- EXERCISE DESCRIPTION -
Identify and pull out each line of the entries in which "peut" occurs.

─── MATERIAL PROVIDED ───

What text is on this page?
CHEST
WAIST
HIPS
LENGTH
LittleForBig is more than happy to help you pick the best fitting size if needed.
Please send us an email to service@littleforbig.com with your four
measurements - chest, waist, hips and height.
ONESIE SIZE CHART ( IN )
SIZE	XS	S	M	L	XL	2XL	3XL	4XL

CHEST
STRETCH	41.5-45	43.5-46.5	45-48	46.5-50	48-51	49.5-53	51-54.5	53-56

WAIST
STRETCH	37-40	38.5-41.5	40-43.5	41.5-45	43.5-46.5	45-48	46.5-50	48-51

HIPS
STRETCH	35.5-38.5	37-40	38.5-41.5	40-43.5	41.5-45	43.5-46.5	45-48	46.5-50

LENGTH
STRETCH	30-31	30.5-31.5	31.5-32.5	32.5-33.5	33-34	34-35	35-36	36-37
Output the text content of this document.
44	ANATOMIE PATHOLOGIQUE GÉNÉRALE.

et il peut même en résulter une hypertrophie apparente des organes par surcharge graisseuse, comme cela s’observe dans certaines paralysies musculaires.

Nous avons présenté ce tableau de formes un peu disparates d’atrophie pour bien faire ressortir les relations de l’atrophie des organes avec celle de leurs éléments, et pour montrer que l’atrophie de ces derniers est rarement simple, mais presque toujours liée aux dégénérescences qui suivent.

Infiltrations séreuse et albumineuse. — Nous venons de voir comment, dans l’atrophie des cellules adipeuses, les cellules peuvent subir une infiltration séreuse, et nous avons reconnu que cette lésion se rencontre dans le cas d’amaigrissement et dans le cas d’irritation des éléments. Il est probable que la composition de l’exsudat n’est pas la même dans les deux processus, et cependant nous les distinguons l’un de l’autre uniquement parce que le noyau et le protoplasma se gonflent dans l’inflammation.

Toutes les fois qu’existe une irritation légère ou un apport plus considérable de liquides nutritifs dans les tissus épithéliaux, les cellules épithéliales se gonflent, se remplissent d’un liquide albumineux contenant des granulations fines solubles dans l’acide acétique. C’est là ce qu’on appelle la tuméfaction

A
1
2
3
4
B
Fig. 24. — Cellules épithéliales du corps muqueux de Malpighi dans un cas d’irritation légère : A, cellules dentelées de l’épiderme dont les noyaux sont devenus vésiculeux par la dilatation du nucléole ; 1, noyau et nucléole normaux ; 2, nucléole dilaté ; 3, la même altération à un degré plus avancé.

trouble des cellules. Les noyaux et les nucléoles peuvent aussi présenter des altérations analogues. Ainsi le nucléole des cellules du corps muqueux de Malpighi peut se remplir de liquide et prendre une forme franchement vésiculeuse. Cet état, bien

───

- COMPLETE ANSWER -
et il peut même en résulter une hypertrophie apparente des organes par surcharge graisseuse, comme cela s’observe dans certaines paralysies musculaires.
trouble des cellules. Les noyaux et les nucléoles peuvent aussi présenter des altérations analogues. Ainsi le nucléole des cellules du corps muqueux de Malpighi peut se remplir de liquide et prendre une forme franchement vésiculeuse. Cet état, bien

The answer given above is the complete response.